_Tâche courte_
Imprimez tel quel le passage de la critique sur La Pietra del paragone qui va de « Avec un livret » à « la création milanaise. ».

_Texte extrait_
+ + + +

"La Pietra del paragone est,
suivant moi, le chef d'oeuvre de Rossini dans le genre bouffe." Elogieuse
et véridique appréciation d'un Stendhal dans sa Vie de
Rossini.
Peu donnée, presque inconnue
(l'enregistrement Nuova era doit être encore au catalogue) cette
Pierre
de touche a effectivement tout pour séduire.
Avec un livret en béton (proche
du Così mozartien et des comédies en vogue au XVIIIe),
des travestissements, des quiproquos, une course poursuite délirante,
le tout sur une musique d'une finesse et d'une richesse sans égale,
un humour de tous les instants avec jeux de langue obligés (Ombretta
sdegnosa del Missipipi, pipi, pipi...), des pages orchestrales somptueuses
(scène de chasse et fameux orage !), l'on comprend l'enthousiasme
soulevé chez un public avide de nouveautés et les cinquante-trois
triomphales représentations successives données au lendemain
de la création milanaise.
Il est vrai aussi que Rossini (qui
ne se gêne pas au passage pour égratigner un microcosme coloré
de parasites et scribouillards vaniteux) avait sous la main le gotha lyrique
du moment et que tous s'en donnaient à coeur joie dans cette histoire
burlesque, sucrée salée, de noble faussement ruiné
mettant à l'épreuve la fidélité de ses nombreux
amis. On pense à Marivaux dessiné par Daumier et parfois
même Dubout.
Pietro Spagnoli (Macrobio), Bruno
De Simone (Pacuvio),
Patrizia Biccirè (Donna Fulvia)
et Laura Brioli (la Baronne Aspasia)

+ + + +

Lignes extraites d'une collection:
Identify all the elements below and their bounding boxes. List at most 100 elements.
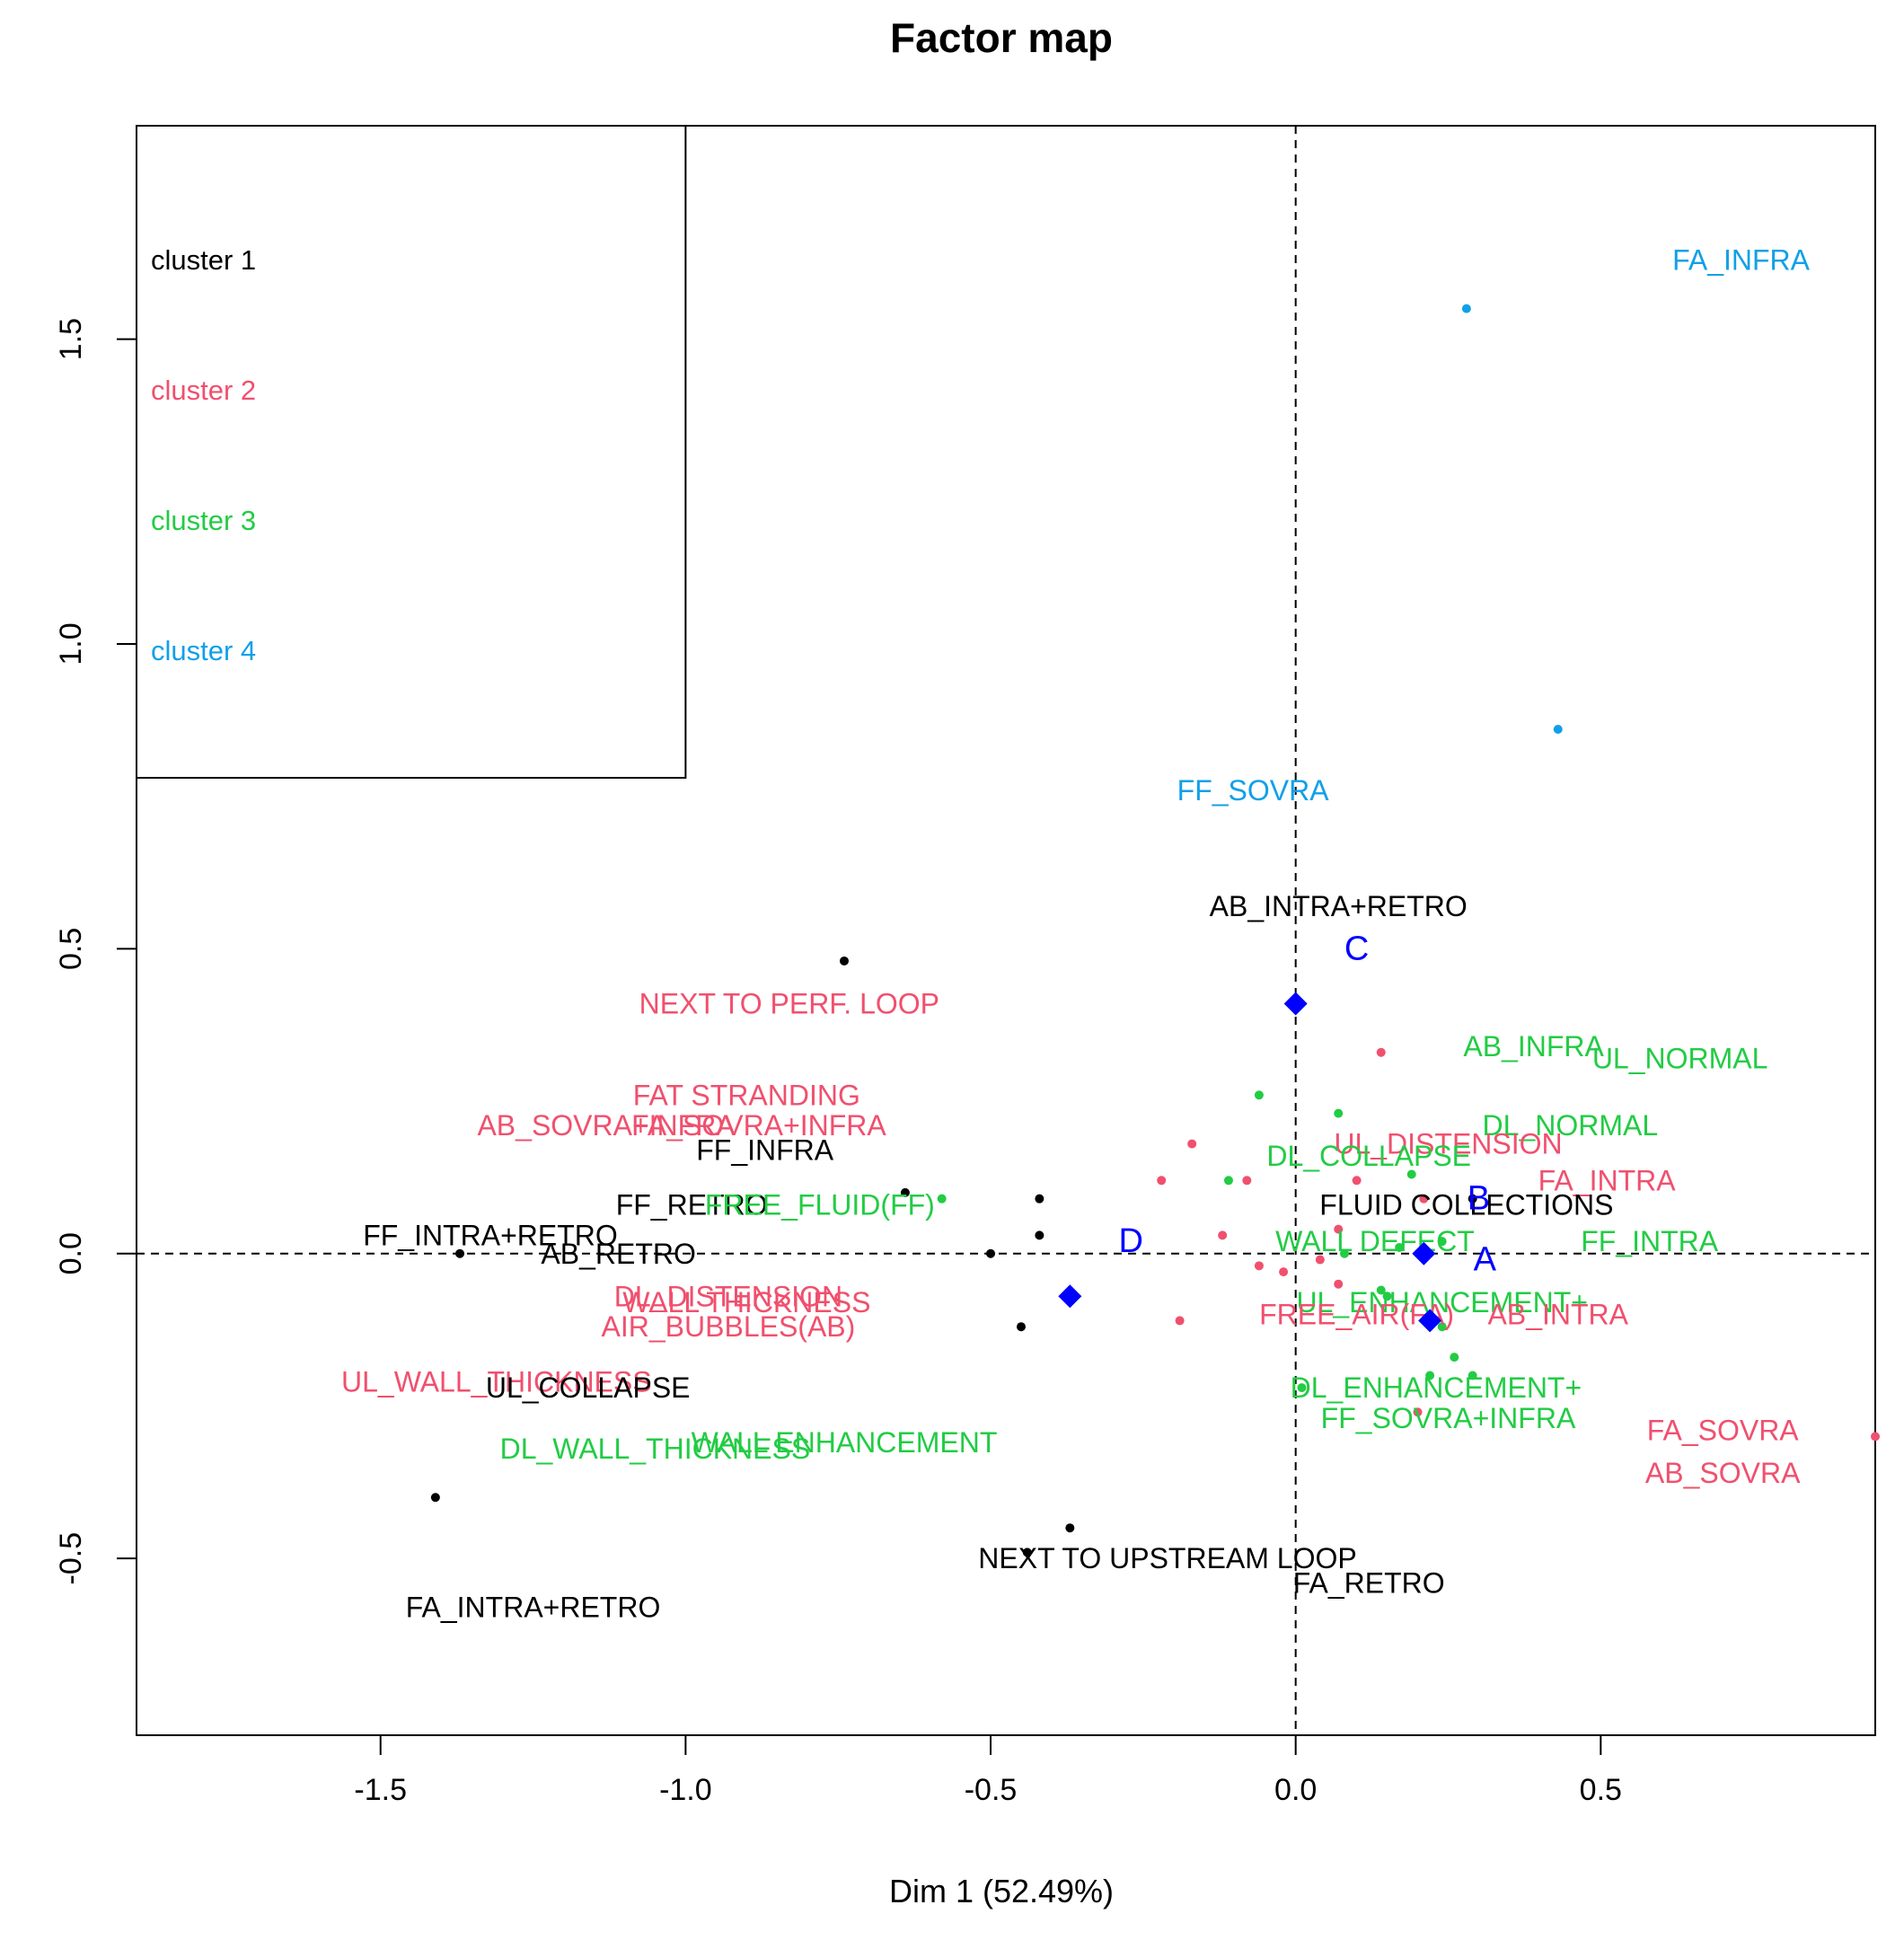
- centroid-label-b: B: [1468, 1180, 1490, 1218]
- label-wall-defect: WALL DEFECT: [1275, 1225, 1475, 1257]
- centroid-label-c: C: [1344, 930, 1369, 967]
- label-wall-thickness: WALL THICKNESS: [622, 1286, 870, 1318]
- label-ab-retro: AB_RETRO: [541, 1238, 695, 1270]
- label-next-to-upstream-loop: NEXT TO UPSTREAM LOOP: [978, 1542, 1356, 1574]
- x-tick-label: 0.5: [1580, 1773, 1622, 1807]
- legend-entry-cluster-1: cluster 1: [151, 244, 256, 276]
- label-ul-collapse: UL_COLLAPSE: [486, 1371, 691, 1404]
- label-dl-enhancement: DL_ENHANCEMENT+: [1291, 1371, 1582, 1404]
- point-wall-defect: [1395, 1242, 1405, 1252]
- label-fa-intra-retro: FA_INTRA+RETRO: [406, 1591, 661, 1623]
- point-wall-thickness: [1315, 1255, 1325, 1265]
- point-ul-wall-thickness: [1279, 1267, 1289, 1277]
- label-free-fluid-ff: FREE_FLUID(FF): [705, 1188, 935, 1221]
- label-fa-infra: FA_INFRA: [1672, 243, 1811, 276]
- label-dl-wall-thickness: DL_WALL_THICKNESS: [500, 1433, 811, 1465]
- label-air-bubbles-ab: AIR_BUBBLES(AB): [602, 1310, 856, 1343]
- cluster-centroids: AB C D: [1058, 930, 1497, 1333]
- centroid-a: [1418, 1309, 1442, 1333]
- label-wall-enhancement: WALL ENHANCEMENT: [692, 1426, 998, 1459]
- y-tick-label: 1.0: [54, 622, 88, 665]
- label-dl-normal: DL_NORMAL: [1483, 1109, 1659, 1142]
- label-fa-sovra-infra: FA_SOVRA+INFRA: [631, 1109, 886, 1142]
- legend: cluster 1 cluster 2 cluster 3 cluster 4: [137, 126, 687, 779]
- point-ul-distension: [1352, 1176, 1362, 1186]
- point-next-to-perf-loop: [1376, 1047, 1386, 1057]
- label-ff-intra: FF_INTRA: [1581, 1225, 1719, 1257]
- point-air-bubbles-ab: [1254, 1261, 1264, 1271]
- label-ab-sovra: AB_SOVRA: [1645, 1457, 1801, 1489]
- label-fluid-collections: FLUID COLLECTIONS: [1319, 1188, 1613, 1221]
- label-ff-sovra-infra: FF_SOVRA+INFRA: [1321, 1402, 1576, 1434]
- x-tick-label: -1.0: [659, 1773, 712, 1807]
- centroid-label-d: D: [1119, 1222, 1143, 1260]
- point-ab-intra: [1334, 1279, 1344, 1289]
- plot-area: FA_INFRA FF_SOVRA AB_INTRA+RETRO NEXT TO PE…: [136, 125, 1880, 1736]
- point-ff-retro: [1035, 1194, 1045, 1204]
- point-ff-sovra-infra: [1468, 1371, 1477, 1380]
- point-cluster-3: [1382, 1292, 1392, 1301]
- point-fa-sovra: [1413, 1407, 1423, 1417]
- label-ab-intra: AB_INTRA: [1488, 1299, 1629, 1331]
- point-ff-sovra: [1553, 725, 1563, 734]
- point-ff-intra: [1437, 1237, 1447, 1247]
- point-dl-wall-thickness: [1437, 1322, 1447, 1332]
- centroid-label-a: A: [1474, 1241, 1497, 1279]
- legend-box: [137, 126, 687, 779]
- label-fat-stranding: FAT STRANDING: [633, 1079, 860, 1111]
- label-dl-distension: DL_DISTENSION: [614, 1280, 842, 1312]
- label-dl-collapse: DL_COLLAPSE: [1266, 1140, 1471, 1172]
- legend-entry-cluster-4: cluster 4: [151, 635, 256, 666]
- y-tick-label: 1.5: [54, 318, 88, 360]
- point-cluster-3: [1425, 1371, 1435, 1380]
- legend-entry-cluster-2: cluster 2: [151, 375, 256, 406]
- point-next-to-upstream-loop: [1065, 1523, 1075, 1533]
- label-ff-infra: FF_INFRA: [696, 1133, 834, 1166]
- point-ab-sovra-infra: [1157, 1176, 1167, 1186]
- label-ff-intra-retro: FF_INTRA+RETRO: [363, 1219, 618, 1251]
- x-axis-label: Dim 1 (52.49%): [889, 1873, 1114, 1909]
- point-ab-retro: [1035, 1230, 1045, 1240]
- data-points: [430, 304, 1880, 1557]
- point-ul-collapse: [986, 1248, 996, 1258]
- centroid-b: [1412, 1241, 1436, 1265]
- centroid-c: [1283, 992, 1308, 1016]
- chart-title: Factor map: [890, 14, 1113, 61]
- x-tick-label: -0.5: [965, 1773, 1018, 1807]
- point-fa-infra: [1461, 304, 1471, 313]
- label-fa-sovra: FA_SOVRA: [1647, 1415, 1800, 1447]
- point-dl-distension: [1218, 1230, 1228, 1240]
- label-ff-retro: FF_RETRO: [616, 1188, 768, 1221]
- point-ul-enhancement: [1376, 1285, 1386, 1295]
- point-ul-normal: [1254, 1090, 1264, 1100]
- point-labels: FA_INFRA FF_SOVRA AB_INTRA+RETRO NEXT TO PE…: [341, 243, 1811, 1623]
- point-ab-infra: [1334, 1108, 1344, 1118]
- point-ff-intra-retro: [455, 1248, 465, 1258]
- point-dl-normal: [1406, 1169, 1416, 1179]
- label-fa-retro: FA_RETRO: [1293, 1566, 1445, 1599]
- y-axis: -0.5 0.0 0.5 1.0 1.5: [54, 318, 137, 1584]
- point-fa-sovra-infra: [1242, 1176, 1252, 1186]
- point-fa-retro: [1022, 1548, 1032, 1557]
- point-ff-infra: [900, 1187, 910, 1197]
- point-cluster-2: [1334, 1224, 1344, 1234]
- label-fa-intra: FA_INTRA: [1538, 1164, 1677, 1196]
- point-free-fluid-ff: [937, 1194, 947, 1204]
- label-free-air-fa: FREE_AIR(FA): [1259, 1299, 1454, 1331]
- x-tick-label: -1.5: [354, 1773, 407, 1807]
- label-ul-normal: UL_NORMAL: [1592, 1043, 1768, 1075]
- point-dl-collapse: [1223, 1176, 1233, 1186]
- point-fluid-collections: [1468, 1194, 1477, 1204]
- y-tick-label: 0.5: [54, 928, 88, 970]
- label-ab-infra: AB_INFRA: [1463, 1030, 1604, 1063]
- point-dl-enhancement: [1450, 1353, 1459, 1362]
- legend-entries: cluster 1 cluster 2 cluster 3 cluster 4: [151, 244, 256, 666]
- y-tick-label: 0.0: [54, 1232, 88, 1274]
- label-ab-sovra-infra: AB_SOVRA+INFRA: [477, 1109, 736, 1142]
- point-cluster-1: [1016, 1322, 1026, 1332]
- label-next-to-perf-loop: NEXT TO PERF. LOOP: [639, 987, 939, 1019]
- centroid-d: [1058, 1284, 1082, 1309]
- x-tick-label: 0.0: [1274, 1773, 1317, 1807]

+ + + +

_Résultat_
Avec un livret en béton (proche
du Così mozartien et des comédies en vogue au XVIIIe),
des travestissements, des quiproquos, une course poursuite délirante,
le tout sur une musique d'une finesse et d'une richesse sans égale,
un humour de tous les instants avec jeux de langue obligés (Ombretta
sdegnosa del Missipipi, pipi, pipi...), des pages orchestrales somptueuses
(scène de chasse et fameux orage !), l'on comprend l'enthousiasme
soulevé chez un public avide de nouveautés et les cinquante-trois
triomphales représentations successives données au lendemain
de la création milanaise.